[Material]
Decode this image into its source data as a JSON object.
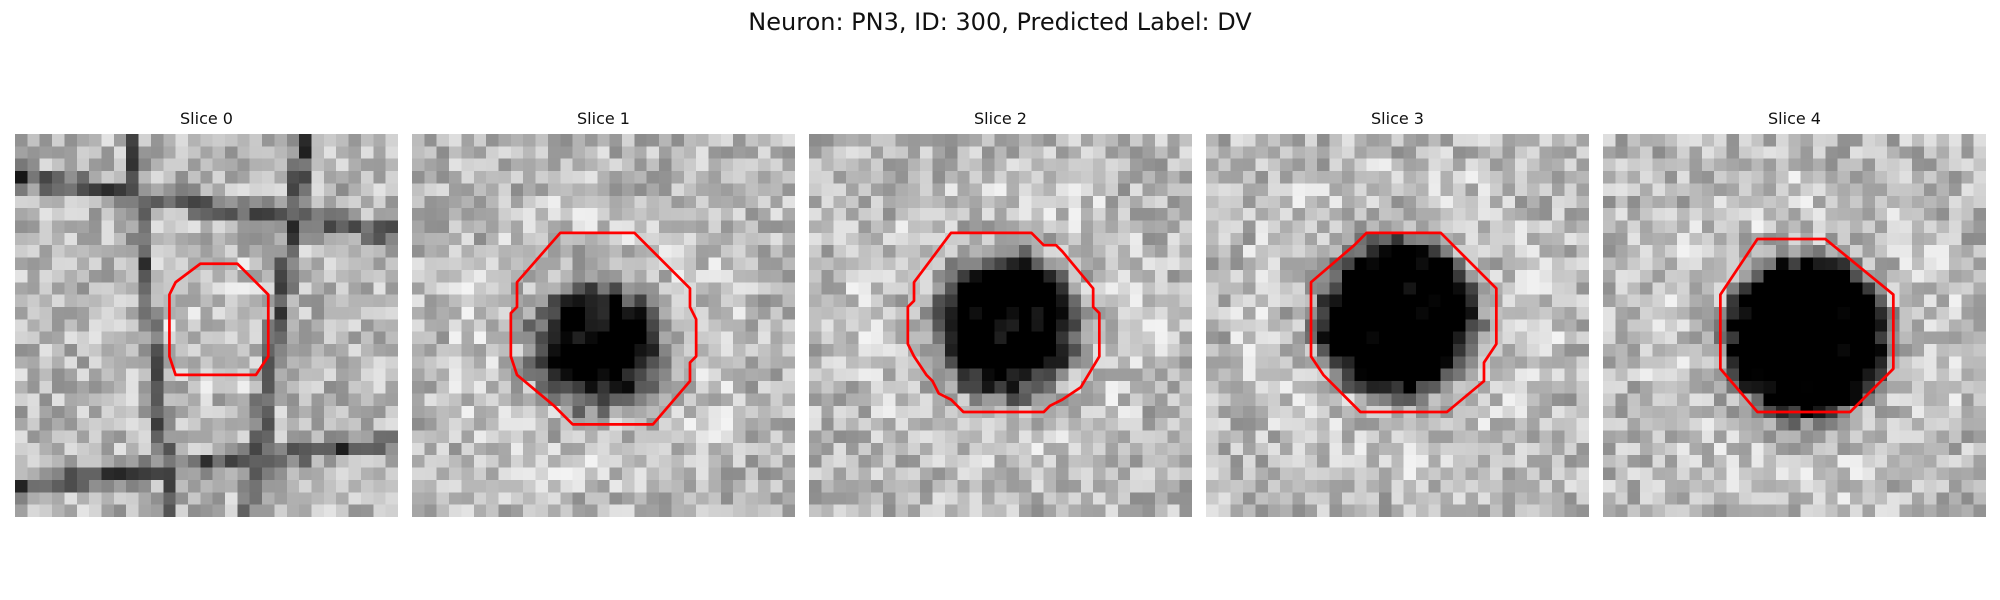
{
  "figure": {
    "title": "Neuron: PN3, ID: 300, Predicted Label: DV"
  },
  "colors": {
    "contour": "#ff0000",
    "image_cmap": "grayscale"
  },
  "panels": [
    {
      "title": "Slice 0"
    },
    {
      "title": "Slice 1"
    },
    {
      "title": "Slice 2"
    },
    {
      "title": "Slice 3"
    },
    {
      "title": "Slice 4"
    }
  ]
}
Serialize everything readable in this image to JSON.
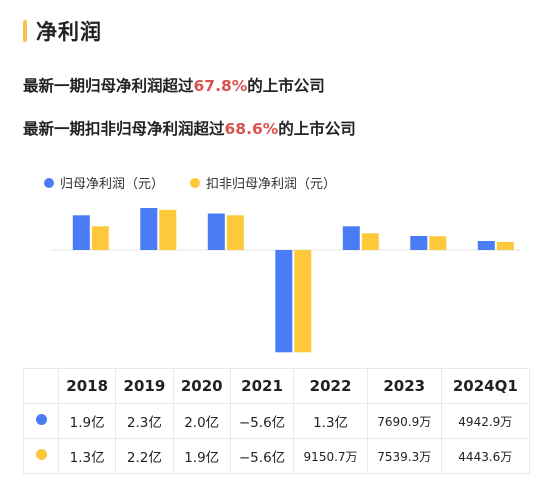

[Directive] Using the data above, print every line exactly, omitting pictures.

[Output below]
Decode this image into its source data as a JSON object.
{
  "figure": {
    "title": "Neuron: PN3, ID: 300, Predicted Label: DV"
  },
  "colors": {
    "contour": "#ff0000",
    "image_cmap": "grayscale"
  },
  "panels": [
    {
      "title": "Slice 0"
    },
    {
      "title": "Slice 1"
    },
    {
      "title": "Slice 2"
    },
    {
      "title": "Slice 3"
    },
    {
      "title": "Slice 4"
    }
  ]
}
Serialize everything readable in this image to JSON.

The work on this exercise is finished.